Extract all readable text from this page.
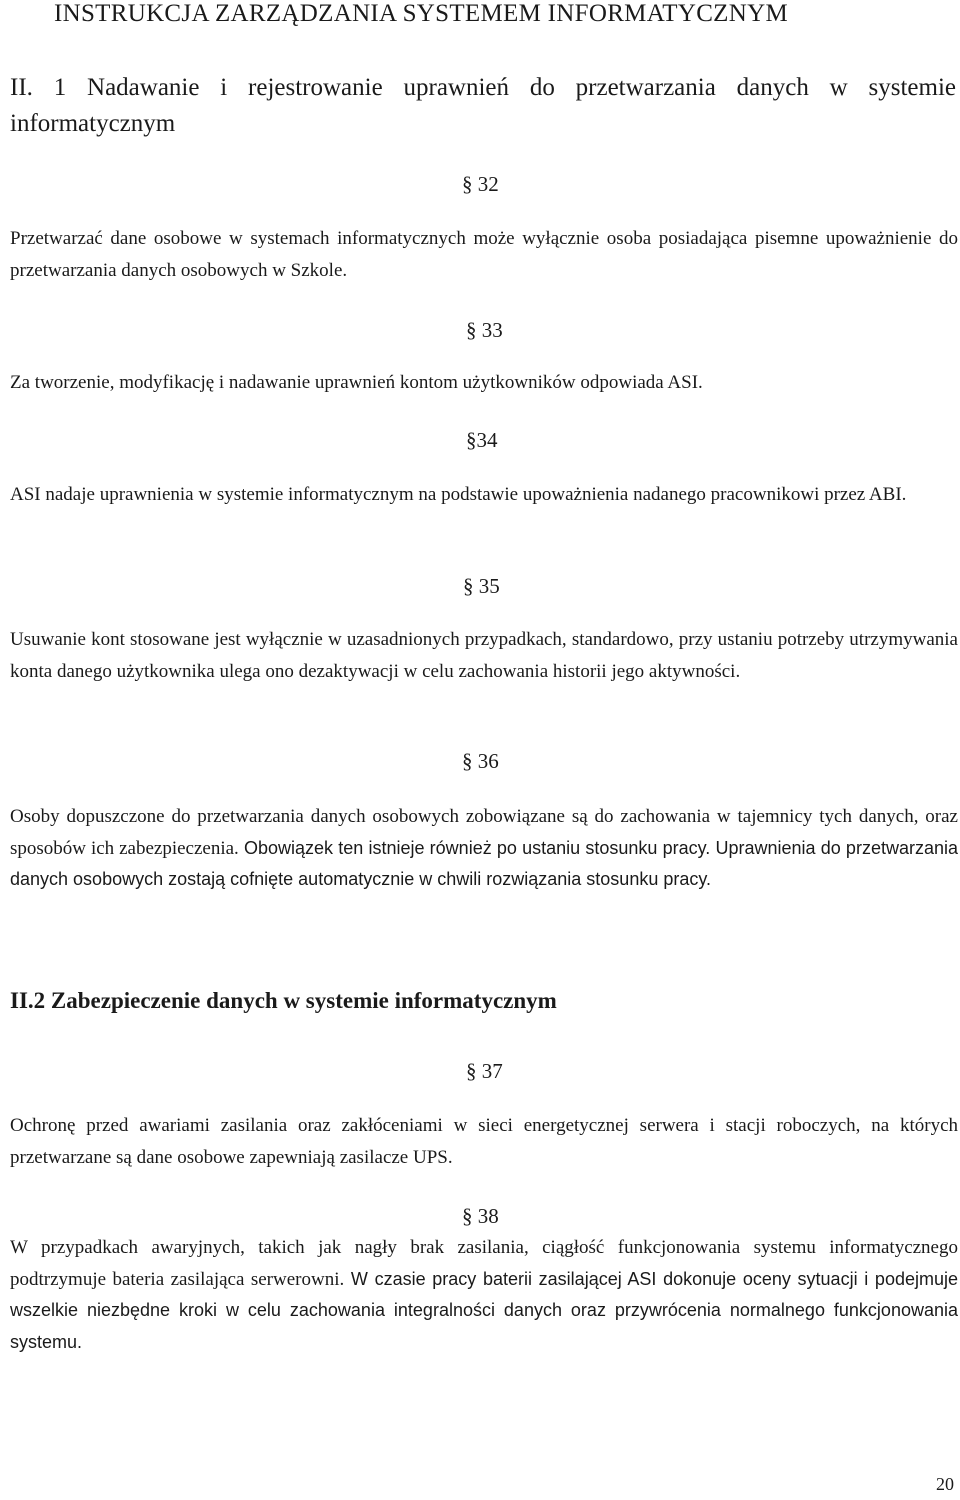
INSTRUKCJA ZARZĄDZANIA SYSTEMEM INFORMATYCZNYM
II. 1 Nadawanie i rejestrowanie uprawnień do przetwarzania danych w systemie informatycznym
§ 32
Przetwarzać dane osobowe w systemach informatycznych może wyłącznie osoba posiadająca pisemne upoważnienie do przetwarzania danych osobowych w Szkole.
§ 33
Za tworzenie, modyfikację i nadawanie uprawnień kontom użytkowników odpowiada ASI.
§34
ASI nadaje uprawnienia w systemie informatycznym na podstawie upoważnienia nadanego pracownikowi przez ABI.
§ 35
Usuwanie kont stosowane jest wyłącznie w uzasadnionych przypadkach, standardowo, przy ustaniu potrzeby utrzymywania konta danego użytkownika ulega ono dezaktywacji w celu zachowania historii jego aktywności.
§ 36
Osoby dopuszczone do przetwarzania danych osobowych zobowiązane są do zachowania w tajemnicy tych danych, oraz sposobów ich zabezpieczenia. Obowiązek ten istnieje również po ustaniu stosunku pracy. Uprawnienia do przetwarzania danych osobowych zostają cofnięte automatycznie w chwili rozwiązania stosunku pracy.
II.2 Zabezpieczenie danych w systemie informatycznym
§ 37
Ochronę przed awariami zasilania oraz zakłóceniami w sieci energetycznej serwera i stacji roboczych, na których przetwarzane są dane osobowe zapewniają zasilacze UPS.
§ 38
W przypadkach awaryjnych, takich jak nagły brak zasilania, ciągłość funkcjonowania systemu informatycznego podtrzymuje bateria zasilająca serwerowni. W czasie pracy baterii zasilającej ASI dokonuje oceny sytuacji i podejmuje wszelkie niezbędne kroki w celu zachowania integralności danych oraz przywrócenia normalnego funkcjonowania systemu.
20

• • •

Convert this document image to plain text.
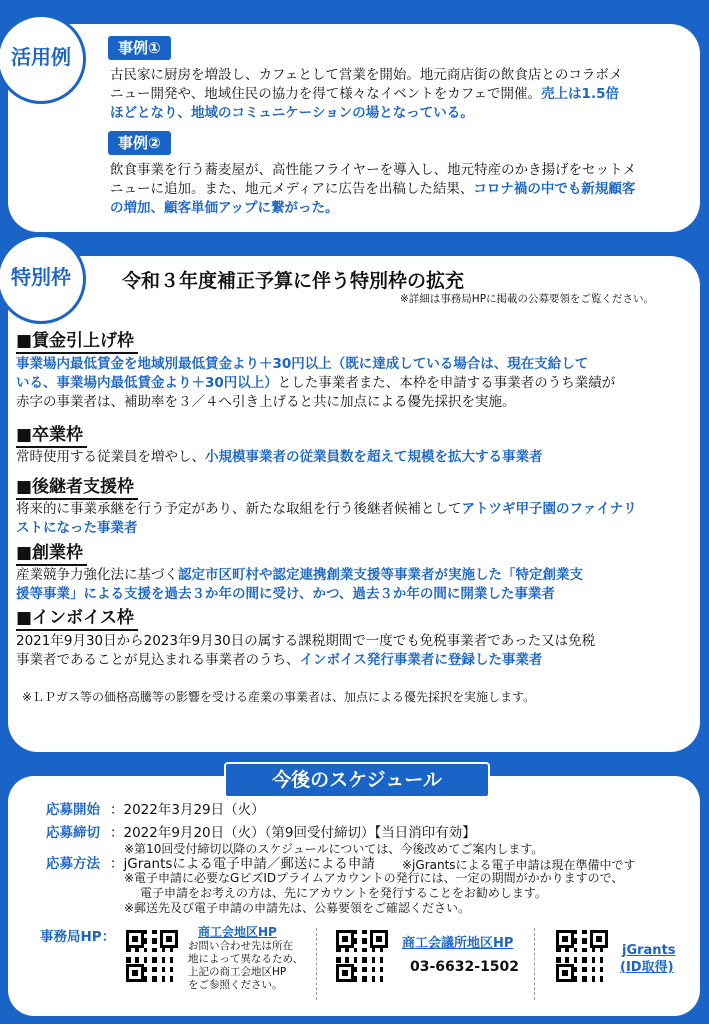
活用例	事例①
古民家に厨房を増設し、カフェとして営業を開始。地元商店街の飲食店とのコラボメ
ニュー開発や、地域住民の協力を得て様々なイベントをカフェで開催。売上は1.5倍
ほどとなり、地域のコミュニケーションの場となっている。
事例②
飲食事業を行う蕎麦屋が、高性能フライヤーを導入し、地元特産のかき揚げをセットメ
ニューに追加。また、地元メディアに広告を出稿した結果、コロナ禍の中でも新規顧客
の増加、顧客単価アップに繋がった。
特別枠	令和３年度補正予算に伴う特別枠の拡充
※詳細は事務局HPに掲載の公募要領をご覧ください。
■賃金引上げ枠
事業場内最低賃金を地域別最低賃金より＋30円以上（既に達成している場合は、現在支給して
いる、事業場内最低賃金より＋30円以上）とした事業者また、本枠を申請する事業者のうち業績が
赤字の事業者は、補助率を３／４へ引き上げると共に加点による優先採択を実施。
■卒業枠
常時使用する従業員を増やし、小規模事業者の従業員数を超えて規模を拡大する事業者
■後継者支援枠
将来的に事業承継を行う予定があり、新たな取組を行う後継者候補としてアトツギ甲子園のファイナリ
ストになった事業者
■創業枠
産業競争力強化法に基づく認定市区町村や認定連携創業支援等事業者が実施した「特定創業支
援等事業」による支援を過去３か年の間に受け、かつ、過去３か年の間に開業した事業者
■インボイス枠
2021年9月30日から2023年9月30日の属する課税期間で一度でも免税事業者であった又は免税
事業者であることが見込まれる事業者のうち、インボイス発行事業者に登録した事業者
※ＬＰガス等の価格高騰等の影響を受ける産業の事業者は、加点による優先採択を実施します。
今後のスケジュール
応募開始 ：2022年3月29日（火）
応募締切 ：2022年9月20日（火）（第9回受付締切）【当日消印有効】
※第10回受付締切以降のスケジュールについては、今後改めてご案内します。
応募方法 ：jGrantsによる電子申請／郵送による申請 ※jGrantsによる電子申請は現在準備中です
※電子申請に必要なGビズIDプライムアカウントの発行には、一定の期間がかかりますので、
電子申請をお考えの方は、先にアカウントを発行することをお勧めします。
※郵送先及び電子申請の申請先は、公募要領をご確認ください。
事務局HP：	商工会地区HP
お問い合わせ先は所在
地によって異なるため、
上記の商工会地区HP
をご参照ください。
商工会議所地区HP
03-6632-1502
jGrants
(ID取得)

• • •

_Work instructions:_ Looking at the records above, report how many lines contain the word "systemie". Answer with the number only.

_The result:_ 3